*INFORMATION SUPPLIED*.
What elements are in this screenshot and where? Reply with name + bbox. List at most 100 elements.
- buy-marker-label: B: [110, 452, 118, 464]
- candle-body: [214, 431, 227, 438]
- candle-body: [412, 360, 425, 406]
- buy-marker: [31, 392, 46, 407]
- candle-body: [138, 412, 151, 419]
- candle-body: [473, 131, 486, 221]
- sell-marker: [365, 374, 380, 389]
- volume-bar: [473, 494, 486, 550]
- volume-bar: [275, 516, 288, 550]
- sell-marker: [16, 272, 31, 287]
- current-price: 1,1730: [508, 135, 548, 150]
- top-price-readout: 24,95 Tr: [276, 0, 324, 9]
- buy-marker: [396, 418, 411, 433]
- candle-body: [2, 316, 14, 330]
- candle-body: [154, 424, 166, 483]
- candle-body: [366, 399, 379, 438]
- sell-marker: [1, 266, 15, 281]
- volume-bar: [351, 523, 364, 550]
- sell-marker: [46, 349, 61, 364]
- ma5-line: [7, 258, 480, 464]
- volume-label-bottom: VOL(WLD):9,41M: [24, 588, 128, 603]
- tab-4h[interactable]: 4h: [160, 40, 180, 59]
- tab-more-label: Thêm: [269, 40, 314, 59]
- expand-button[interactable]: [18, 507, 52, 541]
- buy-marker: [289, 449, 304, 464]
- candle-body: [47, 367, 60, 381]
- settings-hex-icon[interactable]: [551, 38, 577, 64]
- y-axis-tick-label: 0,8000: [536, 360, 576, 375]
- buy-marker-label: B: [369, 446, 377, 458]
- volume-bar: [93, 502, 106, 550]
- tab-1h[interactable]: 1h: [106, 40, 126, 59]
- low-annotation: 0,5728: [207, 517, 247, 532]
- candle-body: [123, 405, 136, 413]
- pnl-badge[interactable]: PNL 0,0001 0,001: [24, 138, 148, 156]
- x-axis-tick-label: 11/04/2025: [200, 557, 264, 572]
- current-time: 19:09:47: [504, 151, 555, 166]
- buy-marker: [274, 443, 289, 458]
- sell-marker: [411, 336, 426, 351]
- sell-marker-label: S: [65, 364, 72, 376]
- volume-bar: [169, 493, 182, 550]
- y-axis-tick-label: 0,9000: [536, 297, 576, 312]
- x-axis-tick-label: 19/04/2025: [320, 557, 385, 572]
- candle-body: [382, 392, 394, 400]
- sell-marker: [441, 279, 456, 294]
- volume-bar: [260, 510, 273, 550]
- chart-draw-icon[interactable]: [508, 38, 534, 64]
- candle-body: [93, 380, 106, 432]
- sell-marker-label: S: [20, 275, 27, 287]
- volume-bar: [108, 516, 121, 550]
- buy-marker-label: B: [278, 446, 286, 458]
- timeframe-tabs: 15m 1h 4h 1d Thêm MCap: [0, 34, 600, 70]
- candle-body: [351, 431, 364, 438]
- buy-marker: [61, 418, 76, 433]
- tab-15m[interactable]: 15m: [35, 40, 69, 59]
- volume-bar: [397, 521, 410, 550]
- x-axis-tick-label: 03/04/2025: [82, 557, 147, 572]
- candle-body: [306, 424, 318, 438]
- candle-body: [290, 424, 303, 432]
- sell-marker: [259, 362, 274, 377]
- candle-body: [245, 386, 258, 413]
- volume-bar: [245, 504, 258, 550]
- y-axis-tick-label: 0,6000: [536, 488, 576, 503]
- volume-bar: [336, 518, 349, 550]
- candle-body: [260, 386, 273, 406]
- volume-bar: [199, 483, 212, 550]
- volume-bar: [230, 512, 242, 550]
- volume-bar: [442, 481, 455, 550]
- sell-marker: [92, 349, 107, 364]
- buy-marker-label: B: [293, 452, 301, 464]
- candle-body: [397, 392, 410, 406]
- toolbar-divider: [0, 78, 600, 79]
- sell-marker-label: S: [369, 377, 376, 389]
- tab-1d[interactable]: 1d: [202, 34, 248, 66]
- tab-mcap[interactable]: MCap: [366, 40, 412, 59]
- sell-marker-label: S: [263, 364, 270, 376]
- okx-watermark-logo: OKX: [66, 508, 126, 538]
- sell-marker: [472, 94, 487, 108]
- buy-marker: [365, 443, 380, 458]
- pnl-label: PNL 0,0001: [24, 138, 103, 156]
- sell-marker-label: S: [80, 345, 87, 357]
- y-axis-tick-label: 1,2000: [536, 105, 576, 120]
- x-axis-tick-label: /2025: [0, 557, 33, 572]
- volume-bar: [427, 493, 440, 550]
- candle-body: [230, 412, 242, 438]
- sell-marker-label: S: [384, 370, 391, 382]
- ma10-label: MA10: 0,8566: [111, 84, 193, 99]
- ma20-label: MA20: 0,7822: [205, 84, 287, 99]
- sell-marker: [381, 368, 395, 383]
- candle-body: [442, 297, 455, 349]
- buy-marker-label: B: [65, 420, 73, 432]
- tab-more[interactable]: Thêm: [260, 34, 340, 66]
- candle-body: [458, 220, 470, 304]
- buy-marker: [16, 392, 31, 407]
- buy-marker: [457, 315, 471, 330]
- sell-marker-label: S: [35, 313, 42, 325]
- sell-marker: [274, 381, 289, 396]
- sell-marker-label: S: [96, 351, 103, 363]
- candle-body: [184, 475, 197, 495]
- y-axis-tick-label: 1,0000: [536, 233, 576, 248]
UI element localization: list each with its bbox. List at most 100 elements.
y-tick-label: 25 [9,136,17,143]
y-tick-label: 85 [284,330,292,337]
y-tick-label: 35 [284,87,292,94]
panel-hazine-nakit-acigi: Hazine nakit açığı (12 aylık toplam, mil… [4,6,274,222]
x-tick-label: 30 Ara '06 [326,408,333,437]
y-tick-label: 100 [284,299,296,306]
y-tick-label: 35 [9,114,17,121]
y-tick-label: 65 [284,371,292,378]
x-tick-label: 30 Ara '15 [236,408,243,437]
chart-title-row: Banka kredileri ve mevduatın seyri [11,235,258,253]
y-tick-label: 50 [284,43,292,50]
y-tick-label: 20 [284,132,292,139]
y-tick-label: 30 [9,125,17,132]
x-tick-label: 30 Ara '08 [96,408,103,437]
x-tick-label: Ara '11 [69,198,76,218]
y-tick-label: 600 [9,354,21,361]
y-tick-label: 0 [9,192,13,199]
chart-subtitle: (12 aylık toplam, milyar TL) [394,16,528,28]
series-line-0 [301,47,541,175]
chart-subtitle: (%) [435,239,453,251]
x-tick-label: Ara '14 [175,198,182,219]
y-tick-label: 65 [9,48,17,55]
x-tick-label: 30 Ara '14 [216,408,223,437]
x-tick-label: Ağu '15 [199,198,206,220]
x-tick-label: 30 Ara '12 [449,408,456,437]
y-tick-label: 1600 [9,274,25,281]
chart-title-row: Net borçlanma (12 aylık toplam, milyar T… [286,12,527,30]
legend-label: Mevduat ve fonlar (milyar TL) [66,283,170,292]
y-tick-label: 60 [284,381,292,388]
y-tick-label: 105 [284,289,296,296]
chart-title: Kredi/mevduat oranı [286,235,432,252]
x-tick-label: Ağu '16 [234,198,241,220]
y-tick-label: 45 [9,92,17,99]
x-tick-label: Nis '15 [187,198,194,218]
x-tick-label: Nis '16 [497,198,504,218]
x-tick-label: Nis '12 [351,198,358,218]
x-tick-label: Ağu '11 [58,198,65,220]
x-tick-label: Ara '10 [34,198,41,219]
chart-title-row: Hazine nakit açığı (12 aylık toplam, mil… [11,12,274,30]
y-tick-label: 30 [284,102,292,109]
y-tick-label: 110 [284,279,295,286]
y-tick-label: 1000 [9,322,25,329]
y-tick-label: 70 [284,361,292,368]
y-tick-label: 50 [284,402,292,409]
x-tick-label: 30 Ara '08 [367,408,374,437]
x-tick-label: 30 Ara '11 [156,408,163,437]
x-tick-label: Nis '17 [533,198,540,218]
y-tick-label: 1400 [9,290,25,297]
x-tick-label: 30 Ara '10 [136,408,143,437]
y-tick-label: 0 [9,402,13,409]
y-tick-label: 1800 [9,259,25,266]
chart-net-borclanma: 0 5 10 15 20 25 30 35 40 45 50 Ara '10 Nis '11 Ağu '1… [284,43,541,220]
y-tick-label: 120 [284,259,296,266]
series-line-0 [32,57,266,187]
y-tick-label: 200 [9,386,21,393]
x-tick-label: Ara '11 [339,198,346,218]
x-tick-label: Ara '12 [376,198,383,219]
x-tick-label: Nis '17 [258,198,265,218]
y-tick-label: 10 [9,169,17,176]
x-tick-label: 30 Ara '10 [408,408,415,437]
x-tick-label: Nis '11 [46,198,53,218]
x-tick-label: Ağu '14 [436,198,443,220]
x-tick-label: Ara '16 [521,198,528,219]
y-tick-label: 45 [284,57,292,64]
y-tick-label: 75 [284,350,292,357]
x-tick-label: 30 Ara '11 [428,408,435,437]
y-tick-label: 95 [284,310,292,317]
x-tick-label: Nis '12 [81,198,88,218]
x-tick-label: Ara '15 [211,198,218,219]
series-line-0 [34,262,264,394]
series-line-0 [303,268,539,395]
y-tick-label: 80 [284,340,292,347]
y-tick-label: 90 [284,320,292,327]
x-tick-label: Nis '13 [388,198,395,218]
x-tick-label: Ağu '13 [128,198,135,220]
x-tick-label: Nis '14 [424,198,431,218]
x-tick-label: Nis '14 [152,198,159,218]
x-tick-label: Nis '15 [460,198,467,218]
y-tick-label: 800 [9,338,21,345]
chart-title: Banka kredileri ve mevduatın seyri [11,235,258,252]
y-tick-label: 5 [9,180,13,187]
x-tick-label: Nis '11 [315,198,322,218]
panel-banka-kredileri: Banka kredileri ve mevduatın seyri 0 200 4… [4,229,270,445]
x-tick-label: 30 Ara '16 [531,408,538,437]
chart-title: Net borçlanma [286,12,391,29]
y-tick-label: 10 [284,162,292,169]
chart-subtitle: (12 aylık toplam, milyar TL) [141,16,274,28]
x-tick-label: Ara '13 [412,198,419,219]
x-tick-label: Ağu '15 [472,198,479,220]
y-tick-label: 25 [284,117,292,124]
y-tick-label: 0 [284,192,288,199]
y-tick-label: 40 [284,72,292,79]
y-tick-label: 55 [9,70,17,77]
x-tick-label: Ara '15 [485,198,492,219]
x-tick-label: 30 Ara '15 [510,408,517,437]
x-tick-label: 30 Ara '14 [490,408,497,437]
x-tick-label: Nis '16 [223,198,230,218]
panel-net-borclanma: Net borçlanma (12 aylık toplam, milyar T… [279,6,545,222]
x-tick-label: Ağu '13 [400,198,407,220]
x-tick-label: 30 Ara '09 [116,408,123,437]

*GOAL*. Recast the entries as a numbered list, from the start of the entries through the line containing "- volume-label-bottom: VOL(WLD):9,41M: [24, 588, 128, 603]", leaving out any blank lines.

*COMPLETED EXERCISE*.
1. What elements are in this screenshot and where? Reply with name + bbox. List at most 100 elements.
2. - buy-marker-label: B: [110, 452, 118, 464]
3. - candle-body: [214, 431, 227, 438]
4. - candle-body: [412, 360, 425, 406]
5. - buy-marker: [31, 392, 46, 407]
6. - candle-body: [138, 412, 151, 419]
7. - candle-body: [473, 131, 486, 221]
8. - sell-marker: [365, 374, 380, 389]
9. - volume-bar: [473, 494, 486, 550]
10. - volume-bar: [275, 516, 288, 550]
11. - sell-marker: [16, 272, 31, 287]
12. - current-price: 1,1730: [508, 135, 548, 150]
13. - top-price-readout: 24,95 Tr: [276, 0, 324, 9]
14. - buy-marker: [396, 418, 411, 433]
15. - candle-body: [2, 316, 14, 330]
16. - candle-body: [154, 424, 166, 483]
17. - candle-body: [366, 399, 379, 438]
18. - sell-marker: [1, 266, 15, 281]
19. - volume-bar: [351, 523, 364, 550]
20. - sell-marker: [46, 349, 61, 364]
21. - ma5-line: [7, 258, 480, 464]
22. - volume-label-bottom: VOL(WLD):9,41M: [24, 588, 128, 603]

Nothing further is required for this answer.